AIM: Work through the listing below and count the lines that hold "call". Answer with the number alone.

===== DATA FOR PROCESSING =====

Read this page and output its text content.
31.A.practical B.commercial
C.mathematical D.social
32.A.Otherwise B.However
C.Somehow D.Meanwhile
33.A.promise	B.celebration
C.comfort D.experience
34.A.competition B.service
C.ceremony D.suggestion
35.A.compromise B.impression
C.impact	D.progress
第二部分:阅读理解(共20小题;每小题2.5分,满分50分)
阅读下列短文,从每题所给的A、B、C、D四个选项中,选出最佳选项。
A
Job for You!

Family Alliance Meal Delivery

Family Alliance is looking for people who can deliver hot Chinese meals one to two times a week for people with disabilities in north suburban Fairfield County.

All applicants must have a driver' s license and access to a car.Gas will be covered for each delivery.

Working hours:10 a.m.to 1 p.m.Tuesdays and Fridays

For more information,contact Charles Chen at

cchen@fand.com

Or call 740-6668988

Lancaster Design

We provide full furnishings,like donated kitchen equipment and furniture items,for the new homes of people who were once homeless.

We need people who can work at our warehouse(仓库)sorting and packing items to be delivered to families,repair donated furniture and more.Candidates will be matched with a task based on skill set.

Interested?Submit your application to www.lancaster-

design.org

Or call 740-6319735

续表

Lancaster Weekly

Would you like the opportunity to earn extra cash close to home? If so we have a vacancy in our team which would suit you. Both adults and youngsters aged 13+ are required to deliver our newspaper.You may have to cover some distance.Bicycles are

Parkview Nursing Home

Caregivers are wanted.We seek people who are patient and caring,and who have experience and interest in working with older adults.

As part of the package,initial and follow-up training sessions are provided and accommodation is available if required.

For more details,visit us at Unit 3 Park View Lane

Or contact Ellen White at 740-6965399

=====

CORRECT OUTPUT: 2